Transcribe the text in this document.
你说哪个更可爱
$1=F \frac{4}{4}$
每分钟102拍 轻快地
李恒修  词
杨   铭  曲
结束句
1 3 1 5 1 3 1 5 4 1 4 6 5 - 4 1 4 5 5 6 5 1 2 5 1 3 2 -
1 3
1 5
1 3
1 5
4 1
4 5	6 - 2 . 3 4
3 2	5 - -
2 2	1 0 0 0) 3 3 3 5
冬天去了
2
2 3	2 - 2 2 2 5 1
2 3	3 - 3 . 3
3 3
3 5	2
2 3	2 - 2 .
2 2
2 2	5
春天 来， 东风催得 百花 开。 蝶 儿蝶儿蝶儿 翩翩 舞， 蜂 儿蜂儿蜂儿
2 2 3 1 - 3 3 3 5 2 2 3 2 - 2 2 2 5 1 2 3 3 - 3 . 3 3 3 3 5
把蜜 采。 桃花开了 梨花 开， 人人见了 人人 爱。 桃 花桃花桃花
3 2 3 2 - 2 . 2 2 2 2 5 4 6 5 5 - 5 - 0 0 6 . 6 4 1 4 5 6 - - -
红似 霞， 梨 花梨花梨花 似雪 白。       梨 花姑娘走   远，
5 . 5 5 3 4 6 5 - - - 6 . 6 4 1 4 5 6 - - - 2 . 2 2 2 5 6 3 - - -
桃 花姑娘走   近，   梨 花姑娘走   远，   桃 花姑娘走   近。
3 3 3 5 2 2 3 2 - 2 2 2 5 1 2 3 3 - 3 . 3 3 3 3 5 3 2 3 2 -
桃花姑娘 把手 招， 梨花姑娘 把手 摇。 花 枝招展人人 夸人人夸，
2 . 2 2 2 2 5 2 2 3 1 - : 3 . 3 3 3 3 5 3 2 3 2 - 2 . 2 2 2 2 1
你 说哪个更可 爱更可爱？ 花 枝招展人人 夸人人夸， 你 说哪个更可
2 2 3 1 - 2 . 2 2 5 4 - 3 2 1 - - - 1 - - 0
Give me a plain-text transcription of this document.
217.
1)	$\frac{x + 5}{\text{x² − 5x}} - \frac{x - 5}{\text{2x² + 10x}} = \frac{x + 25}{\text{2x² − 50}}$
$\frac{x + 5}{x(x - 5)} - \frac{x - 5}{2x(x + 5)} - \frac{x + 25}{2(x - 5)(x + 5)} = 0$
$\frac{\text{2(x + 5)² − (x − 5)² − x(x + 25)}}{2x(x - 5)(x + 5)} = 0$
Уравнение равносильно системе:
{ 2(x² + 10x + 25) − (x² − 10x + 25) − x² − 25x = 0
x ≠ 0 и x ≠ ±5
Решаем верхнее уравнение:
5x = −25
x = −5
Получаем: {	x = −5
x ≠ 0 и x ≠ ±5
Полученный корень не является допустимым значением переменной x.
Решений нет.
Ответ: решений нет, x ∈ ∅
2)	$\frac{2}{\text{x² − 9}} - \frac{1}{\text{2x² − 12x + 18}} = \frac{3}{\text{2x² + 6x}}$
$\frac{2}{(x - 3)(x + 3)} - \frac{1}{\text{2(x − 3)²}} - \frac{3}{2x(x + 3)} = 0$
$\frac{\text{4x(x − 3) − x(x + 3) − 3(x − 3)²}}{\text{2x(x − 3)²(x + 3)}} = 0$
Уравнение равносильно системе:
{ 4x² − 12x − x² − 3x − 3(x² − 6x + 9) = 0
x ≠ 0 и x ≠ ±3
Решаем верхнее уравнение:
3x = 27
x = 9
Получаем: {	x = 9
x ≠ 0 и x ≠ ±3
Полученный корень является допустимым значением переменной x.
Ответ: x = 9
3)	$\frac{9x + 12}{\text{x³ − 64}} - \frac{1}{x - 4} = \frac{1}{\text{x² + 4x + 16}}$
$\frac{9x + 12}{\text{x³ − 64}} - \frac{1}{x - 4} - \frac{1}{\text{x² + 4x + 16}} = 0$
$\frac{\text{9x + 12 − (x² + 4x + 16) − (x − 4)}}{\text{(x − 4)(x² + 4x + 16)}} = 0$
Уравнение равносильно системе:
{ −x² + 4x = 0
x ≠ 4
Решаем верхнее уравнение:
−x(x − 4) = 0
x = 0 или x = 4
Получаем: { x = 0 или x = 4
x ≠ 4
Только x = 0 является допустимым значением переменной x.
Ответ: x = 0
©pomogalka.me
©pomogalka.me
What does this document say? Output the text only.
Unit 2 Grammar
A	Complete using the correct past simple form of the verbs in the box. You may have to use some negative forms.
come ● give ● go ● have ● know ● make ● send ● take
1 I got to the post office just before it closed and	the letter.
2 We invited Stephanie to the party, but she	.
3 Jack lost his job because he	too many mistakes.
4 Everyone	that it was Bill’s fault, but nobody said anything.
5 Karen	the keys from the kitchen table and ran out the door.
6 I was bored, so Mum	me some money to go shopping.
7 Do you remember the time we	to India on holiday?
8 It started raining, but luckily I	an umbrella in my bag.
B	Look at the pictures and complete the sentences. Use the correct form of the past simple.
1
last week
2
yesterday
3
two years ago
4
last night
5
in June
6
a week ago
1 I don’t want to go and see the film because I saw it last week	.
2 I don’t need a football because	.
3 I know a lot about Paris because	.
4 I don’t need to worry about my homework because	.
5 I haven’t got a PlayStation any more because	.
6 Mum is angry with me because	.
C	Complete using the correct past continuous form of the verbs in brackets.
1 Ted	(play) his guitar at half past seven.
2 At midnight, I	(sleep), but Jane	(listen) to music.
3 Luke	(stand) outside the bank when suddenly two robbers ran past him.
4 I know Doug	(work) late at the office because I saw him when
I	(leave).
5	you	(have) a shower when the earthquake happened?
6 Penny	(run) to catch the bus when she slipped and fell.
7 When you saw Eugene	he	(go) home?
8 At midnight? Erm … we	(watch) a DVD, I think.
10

Written problem: Copy every line of the data that holds the string "花姑娘走".

Output:
红似 霞， 梨 花梨花梨花 似雪 白。       梨 花姑娘走   远，
桃 花姑娘走   近，   梨 花姑娘走   远，   桃 花姑娘走   近。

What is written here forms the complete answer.